→ Work to complete
Search the entries for the word "JSON". Copy each line in which it is found.

[Figure content listings]
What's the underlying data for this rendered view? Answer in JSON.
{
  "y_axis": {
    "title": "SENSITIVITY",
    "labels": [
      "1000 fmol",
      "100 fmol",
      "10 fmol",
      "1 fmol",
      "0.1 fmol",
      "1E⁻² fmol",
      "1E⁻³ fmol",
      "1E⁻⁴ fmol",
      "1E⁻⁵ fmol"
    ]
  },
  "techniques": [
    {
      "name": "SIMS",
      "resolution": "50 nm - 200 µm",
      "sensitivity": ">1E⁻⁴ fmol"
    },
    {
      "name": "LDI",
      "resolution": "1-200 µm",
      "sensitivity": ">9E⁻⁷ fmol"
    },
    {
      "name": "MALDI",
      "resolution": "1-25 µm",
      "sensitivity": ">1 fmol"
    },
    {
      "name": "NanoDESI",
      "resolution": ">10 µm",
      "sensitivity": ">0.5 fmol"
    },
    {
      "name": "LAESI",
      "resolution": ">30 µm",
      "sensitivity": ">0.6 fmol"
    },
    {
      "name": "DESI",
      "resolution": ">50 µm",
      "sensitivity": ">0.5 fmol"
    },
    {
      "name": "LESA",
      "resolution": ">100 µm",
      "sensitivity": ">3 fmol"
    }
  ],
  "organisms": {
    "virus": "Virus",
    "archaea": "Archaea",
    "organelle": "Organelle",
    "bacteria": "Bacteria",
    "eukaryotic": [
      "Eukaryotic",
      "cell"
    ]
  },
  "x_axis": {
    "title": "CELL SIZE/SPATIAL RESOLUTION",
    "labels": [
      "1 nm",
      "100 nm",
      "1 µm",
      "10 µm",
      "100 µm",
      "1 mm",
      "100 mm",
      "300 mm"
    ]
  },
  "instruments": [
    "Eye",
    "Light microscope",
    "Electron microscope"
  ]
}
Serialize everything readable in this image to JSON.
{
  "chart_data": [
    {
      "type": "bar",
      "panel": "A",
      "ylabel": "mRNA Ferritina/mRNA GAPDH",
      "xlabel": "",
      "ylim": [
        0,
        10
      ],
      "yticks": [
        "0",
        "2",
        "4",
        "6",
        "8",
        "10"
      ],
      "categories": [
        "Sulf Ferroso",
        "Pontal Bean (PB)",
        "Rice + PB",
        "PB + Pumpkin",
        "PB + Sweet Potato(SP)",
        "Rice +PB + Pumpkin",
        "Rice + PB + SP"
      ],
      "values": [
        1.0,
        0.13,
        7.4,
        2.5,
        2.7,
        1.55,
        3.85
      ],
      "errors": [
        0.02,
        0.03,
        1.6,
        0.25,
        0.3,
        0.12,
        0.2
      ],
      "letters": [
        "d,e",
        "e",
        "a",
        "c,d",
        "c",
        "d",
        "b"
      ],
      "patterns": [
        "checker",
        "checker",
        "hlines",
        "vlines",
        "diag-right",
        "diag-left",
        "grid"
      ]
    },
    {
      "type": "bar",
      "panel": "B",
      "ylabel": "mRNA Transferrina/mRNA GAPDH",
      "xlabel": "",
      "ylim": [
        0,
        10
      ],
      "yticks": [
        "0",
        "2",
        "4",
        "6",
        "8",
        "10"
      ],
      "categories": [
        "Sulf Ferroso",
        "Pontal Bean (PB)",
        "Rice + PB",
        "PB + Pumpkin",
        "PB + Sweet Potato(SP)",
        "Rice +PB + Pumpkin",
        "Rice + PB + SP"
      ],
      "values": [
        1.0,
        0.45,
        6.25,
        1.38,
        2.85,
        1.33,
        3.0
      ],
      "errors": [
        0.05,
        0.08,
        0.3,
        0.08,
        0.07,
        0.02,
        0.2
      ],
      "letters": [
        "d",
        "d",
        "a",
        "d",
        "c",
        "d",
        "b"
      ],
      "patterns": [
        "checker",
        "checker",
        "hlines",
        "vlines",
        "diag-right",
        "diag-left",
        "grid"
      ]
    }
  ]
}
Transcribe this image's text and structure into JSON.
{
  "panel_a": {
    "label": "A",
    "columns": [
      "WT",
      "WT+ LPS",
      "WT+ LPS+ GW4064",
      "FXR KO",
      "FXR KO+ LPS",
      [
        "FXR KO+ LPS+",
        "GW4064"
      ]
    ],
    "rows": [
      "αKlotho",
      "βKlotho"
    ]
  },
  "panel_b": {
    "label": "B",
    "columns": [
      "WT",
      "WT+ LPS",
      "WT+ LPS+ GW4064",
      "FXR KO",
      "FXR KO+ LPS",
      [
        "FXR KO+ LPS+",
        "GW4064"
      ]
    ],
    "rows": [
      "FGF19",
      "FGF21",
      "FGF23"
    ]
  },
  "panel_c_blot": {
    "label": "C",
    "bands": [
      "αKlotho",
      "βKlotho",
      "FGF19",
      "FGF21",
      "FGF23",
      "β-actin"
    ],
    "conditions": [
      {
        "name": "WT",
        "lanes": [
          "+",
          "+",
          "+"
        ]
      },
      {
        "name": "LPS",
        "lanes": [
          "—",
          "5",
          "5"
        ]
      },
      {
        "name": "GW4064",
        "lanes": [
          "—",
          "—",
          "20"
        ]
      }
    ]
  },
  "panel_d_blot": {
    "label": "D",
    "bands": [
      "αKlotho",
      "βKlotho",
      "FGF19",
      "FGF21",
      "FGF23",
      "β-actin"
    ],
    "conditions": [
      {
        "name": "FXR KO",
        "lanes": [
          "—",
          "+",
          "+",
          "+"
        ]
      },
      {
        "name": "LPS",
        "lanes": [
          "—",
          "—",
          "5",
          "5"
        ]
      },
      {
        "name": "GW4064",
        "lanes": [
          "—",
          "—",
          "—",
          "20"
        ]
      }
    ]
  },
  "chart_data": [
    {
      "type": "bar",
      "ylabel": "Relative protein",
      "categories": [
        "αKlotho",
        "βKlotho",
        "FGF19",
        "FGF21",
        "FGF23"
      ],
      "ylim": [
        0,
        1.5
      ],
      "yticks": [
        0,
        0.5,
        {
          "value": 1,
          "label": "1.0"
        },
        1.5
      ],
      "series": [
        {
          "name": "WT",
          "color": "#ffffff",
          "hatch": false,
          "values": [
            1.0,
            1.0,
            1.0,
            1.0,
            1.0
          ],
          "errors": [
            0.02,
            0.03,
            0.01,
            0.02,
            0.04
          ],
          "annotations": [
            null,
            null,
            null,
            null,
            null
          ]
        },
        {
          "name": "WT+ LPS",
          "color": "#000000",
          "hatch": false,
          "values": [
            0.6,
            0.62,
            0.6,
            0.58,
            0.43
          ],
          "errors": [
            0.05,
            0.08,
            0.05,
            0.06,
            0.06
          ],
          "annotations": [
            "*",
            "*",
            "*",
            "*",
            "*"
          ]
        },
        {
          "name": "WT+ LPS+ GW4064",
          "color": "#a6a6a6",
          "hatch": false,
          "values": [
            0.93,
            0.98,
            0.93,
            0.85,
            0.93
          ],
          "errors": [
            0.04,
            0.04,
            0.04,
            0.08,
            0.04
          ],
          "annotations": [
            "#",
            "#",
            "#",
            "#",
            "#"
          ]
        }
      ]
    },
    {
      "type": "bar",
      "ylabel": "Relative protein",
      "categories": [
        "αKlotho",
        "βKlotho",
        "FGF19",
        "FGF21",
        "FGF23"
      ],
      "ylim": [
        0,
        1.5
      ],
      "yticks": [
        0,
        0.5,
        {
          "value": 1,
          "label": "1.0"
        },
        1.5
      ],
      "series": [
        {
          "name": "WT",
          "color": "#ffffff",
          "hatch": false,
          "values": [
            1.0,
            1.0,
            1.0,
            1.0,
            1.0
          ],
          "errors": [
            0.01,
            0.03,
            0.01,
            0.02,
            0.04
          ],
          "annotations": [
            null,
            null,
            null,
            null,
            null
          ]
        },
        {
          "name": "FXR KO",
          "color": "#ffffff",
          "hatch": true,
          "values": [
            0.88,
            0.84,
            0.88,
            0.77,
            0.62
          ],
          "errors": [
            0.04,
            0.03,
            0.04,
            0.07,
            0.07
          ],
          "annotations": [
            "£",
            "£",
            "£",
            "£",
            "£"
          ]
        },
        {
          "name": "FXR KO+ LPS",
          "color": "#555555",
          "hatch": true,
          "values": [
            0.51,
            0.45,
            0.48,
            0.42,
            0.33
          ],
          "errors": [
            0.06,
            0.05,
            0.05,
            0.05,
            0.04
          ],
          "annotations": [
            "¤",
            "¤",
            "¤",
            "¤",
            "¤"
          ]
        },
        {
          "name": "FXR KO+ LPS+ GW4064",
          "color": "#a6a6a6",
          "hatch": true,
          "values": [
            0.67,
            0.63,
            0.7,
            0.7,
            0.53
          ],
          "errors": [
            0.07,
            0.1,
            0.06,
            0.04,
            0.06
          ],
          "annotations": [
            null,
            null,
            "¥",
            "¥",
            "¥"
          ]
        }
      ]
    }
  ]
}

→ Exercise response
What's the underlying data for this rendered view? Answer in JSON.
Serialize everything readable in this image to JSON.
Transcribe this image's text and structure into JSON.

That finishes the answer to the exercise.